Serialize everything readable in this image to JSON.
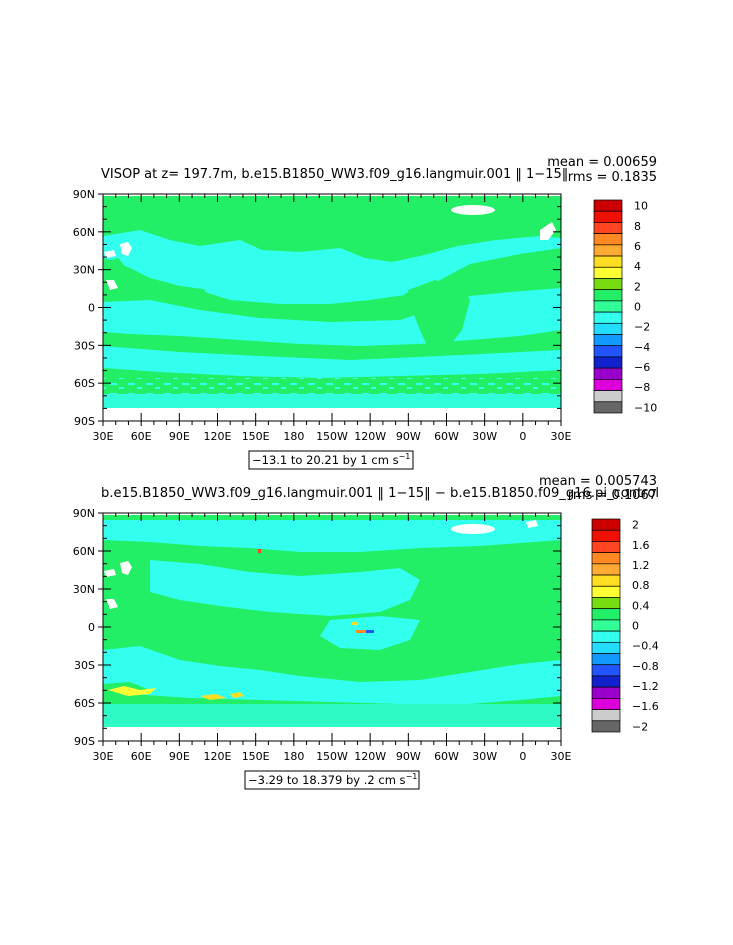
{
  "chart_data": [
    {
      "type": "heatmap",
      "title": "VISOP at z= 197.7m, b.e15.B1850_WW3.f09_g16.langmuir.001 ‖ 1−15‖",
      "stat_mean": "mean = 0.00659",
      "stat_rms": "rms = 0.1835",
      "range_note": "−13.1 to 20.21 by 1 cm s",
      "range_unit_exp": "−1",
      "x_ticks": [
        "30E",
        "60E",
        "90E",
        "120E",
        "150E",
        "180",
        "150W",
        "120W",
        "90W",
        "60W",
        "30W",
        "0",
        "30E"
      ],
      "y_ticks": [
        "90N",
        "60N",
        "30N",
        "0",
        "30S",
        "60S",
        "90S"
      ],
      "colorbar_labels": [
        "10",
        "8",
        "6",
        "4",
        "2",
        "0",
        "−2",
        "−4",
        "−6",
        "−8",
        "−10"
      ],
      "colorbar_colors": [
        "#cc0000",
        "#ee1100",
        "#ff4422",
        "#ff8822",
        "#ffaa33",
        "#ffdd22",
        "#ffff33",
        "#77dd11",
        "#22ee66",
        "#33ff99",
        "#33ffee",
        "#22ddff",
        "#1199ff",
        "#2255ff",
        "#1122cc",
        "#9900cc",
        "#dd00dd",
        "#cccccc",
        "#666666"
      ],
      "dominant_value_range": [
        -2,
        2
      ],
      "ocean_colors": [
        "#22ee66",
        "#33ffee"
      ]
    },
    {
      "type": "heatmap",
      "title": "b.e15.B1850_WW3.f09_g16.langmuir.001 ‖ 1−15‖ − b.e15.B1850.f09_g16.pi_control",
      "stat_mean": "mean = 0.005743",
      "stat_rms": "rms = 0.1067",
      "range_note": "−3.29 to 18.379 by .2 cm s",
      "range_unit_exp": "−1",
      "x_ticks": [
        "30E",
        "60E",
        "90E",
        "120E",
        "150E",
        "180",
        "150W",
        "120W",
        "90W",
        "60W",
        "30W",
        "0",
        "30E"
      ],
      "y_ticks": [
        "90N",
        "60N",
        "30N",
        "0",
        "30S",
        "60S",
        "90S"
      ],
      "colorbar_labels": [
        "2",
        "1.6",
        "1.2",
        "0.8",
        "0.4",
        "0",
        "−0.4",
        "−0.8",
        "−1.2",
        "−1.6",
        "−2"
      ],
      "colorbar_colors": [
        "#cc0000",
        "#ee1100",
        "#ff4422",
        "#ff8822",
        "#ffaa33",
        "#ffdd22",
        "#ffff33",
        "#77dd11",
        "#22ee66",
        "#33ff99",
        "#33ffee",
        "#22ddff",
        "#1199ff",
        "#2255ff",
        "#1122cc",
        "#9900cc",
        "#dd00dd",
        "#cccccc",
        "#666666"
      ],
      "dominant_value_range": [
        -0.4,
        0.4
      ],
      "ocean_colors": [
        "#22ee66",
        "#33ffee"
      ]
    }
  ]
}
=-=-=-=-=
### Task statement
Reproduce every entry exactly, but omit each picture.

### Output of the exercise
Serialize everything readable in this image to JSON.
{
  "chart_data": [
    {
      "type": "heatmap",
      "title": "VISOP at z= 197.7m, b.e15.B1850_WW3.f09_g16.langmuir.001 ‖ 1−15‖",
      "stat_mean": "mean = 0.00659",
      "stat_rms": "rms = 0.1835",
      "range_note": "−13.1 to 20.21 by 1 cm s",
      "range_unit_exp": "−1",
      "x_ticks": [
        "30E",
        "60E",
        "90E",
        "120E",
        "150E",
        "180",
        "150W",
        "120W",
        "90W",
        "60W",
        "30W",
        "0",
        "30E"
      ],
      "y_ticks": [
        "90N",
        "60N",
        "30N",
        "0",
        "30S",
        "60S",
        "90S"
      ],
      "colorbar_labels": [
        "10",
        "8",
        "6",
        "4",
        "2",
        "0",
        "−2",
        "−4",
        "−6",
        "−8",
        "−10"
      ],
      "colorbar_colors": [
        "#cc0000",
        "#ee1100",
        "#ff4422",
        "#ff8822",
        "#ffaa33",
        "#ffdd22",
        "#ffff33",
        "#77dd11",
        "#22ee66",
        "#33ff99",
        "#33ffee",
        "#22ddff",
        "#1199ff",
        "#2255ff",
        "#1122cc",
        "#9900cc",
        "#dd00dd",
        "#cccccc",
        "#666666"
      ],
      "dominant_value_range": [
        -2,
        2
      ],
      "ocean_colors": [
        "#22ee66",
        "#33ffee"
      ]
    },
    {
      "type": "heatmap",
      "title": "b.e15.B1850_WW3.f09_g16.langmuir.001 ‖ 1−15‖ − b.e15.B1850.f09_g16.pi_control",
      "stat_mean": "mean = 0.005743",
      "stat_rms": "rms = 0.1067",
      "range_note": "−3.29 to 18.379 by .2 cm s",
      "range_unit_exp": "−1",
      "x_ticks": [
        "30E",
        "60E",
        "90E",
        "120E",
        "150E",
        "180",
        "150W",
        "120W",
        "90W",
        "60W",
        "30W",
        "0",
        "30E"
      ],
      "y_ticks": [
        "90N",
        "60N",
        "30N",
        "0",
        "30S",
        "60S",
        "90S"
      ],
      "colorbar_labels": [
        "2",
        "1.6",
        "1.2",
        "0.8",
        "0.4",
        "0",
        "−0.4",
        "−0.8",
        "−1.2",
        "−1.6",
        "−2"
      ],
      "colorbar_colors": [
        "#cc0000",
        "#ee1100",
        "#ff4422",
        "#ff8822",
        "#ffaa33",
        "#ffdd22",
        "#ffff33",
        "#77dd11",
        "#22ee66",
        "#33ff99",
        "#33ffee",
        "#22ddff",
        "#1199ff",
        "#2255ff",
        "#1122cc",
        "#9900cc",
        "#dd00dd",
        "#cccccc",
        "#666666"
      ],
      "dominant_value_range": [
        -0.4,
        0.4
      ],
      "ocean_colors": [
        "#22ee66",
        "#33ffee"
      ]
    }
  ]
}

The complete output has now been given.